Data listing
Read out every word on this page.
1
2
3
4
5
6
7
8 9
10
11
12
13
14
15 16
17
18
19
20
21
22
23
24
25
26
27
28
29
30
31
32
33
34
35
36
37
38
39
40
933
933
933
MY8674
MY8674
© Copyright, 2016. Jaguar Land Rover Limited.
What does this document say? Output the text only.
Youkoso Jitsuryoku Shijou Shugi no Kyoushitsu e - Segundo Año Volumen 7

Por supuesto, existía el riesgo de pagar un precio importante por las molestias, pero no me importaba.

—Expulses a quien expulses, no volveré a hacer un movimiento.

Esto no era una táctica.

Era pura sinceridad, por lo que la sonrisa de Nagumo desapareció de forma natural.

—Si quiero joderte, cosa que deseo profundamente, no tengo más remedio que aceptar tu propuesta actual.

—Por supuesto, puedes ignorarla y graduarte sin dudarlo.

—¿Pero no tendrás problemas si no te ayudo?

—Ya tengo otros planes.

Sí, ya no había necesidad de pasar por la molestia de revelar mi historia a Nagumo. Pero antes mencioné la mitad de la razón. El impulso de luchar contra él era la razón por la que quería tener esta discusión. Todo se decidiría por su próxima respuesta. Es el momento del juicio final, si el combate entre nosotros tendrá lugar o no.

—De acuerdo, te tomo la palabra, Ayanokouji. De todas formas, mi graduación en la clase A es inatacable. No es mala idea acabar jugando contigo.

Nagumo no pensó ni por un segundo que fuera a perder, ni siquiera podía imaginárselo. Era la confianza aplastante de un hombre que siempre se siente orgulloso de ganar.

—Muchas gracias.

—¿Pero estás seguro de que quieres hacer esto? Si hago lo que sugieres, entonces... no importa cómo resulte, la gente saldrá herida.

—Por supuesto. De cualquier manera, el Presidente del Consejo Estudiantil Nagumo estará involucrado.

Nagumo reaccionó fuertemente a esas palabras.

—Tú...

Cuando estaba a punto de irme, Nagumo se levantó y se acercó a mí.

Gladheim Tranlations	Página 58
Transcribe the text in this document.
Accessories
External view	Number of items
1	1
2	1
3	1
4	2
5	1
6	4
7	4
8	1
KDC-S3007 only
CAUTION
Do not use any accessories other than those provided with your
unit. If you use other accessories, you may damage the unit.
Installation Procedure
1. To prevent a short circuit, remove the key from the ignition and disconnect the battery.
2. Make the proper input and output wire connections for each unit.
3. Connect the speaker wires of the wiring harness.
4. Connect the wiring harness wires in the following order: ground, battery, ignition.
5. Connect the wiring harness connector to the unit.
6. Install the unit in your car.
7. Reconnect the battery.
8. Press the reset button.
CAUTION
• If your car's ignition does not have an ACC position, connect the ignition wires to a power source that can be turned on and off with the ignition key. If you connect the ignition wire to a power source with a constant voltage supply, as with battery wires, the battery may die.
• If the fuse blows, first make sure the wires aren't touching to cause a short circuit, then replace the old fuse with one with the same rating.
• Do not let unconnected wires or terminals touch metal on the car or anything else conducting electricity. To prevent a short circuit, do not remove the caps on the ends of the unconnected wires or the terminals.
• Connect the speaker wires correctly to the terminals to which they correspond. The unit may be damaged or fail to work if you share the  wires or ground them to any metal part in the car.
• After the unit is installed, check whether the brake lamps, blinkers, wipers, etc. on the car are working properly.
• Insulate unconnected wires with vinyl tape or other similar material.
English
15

### The problem
List every line above containing the word "speaker".

### Written solution
3. Connect the speaker wires of the wiring harness.
• Connect the speaker wires correctly to the terminals to which they correspond. The unit may be damaged or fail to work if you share the  wires or ground them to any metal part in the car.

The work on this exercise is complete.